#### SOURCE MATERIAL ####

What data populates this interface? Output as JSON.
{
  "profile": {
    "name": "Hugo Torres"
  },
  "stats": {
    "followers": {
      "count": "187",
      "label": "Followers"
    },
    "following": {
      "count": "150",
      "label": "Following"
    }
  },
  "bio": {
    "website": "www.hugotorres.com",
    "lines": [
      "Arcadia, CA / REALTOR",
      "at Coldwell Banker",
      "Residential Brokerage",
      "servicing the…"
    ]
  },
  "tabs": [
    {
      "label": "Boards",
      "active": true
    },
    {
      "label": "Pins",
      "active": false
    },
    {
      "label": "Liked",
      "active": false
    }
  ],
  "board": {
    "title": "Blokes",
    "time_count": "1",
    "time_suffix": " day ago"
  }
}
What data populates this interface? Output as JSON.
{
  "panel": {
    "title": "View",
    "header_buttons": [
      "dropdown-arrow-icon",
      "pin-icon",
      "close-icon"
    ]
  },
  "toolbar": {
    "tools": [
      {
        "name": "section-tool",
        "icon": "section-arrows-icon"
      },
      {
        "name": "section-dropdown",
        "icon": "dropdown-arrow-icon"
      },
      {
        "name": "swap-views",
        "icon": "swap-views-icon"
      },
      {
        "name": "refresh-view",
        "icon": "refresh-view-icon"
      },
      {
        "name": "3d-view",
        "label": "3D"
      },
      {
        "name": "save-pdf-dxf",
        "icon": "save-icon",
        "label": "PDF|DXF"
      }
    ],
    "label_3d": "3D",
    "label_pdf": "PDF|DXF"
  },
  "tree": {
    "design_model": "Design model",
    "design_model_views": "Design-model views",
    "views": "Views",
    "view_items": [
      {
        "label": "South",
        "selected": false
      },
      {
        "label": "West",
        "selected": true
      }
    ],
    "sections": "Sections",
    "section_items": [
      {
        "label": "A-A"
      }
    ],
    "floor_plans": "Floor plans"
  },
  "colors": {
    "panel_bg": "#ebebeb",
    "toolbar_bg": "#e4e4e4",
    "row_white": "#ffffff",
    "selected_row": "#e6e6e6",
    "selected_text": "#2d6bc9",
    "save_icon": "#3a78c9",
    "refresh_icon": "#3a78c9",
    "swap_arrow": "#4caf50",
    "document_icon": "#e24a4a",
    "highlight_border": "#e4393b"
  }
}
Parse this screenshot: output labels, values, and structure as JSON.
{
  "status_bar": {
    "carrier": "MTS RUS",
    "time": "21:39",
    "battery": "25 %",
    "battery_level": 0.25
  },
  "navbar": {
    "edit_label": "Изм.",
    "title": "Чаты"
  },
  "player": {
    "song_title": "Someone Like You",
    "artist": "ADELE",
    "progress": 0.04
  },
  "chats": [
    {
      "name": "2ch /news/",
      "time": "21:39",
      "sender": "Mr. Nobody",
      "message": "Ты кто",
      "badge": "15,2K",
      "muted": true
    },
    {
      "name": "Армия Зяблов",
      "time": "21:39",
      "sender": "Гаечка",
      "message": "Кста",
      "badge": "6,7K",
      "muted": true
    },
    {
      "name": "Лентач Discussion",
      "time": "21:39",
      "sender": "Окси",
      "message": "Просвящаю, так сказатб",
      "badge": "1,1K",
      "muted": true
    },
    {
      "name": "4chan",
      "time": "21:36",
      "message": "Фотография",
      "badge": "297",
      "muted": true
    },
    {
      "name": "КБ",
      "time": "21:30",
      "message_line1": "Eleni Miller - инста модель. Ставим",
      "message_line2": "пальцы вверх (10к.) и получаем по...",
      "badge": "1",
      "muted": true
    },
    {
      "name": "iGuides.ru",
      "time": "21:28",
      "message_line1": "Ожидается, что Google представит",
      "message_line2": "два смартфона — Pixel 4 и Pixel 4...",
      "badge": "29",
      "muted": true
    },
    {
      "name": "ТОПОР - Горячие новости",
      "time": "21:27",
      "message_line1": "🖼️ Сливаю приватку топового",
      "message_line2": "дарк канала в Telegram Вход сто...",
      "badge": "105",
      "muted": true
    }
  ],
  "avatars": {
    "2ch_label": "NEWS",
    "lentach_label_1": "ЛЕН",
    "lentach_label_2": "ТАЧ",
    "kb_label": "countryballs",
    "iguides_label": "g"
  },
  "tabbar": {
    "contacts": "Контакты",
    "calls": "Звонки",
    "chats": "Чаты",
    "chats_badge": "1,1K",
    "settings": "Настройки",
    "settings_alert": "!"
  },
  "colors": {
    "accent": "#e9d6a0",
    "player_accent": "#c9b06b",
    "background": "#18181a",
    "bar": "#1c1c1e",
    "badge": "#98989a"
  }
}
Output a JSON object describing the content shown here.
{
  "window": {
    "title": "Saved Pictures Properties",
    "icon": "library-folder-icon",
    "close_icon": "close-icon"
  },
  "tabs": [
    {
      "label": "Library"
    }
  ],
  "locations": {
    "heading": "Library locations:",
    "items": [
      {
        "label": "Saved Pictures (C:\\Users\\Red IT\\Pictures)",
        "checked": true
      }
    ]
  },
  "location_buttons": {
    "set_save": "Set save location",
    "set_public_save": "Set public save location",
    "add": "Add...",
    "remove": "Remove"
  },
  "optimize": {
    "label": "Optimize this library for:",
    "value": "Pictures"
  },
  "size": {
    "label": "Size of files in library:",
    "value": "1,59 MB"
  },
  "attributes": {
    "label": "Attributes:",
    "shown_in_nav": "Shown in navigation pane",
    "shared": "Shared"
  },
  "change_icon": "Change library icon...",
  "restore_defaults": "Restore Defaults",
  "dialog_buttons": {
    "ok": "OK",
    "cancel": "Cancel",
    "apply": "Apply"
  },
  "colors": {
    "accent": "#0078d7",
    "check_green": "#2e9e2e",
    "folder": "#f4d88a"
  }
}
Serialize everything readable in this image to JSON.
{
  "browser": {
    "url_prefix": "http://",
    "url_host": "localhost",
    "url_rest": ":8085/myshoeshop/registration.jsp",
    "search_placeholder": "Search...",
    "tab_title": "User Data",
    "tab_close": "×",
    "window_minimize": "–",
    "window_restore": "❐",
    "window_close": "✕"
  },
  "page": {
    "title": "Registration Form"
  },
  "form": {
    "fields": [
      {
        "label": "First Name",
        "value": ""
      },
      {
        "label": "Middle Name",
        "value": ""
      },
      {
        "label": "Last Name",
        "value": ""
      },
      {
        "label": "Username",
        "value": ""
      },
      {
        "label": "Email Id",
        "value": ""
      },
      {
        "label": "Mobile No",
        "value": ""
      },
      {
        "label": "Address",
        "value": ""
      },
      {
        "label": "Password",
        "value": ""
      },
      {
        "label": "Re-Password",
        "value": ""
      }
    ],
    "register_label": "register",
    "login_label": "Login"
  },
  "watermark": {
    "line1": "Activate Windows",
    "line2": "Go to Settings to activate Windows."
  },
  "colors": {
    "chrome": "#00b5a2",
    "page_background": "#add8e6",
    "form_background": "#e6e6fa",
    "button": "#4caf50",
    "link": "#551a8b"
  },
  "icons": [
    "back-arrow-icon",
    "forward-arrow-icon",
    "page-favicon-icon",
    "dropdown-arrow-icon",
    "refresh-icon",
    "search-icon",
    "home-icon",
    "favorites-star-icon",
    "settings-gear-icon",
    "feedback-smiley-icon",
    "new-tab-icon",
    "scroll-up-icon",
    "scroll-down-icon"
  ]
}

####

◆ STATED GOAL ◆
Filter the entries down to the lines with the word "views" in them.

◆ RESPONSE FOR THIS EXERCISE ◆
        "name": "swap-views",
        "icon": "swap-views-icon"
    "design_model_views": "Design-model views",
    "views": "Views",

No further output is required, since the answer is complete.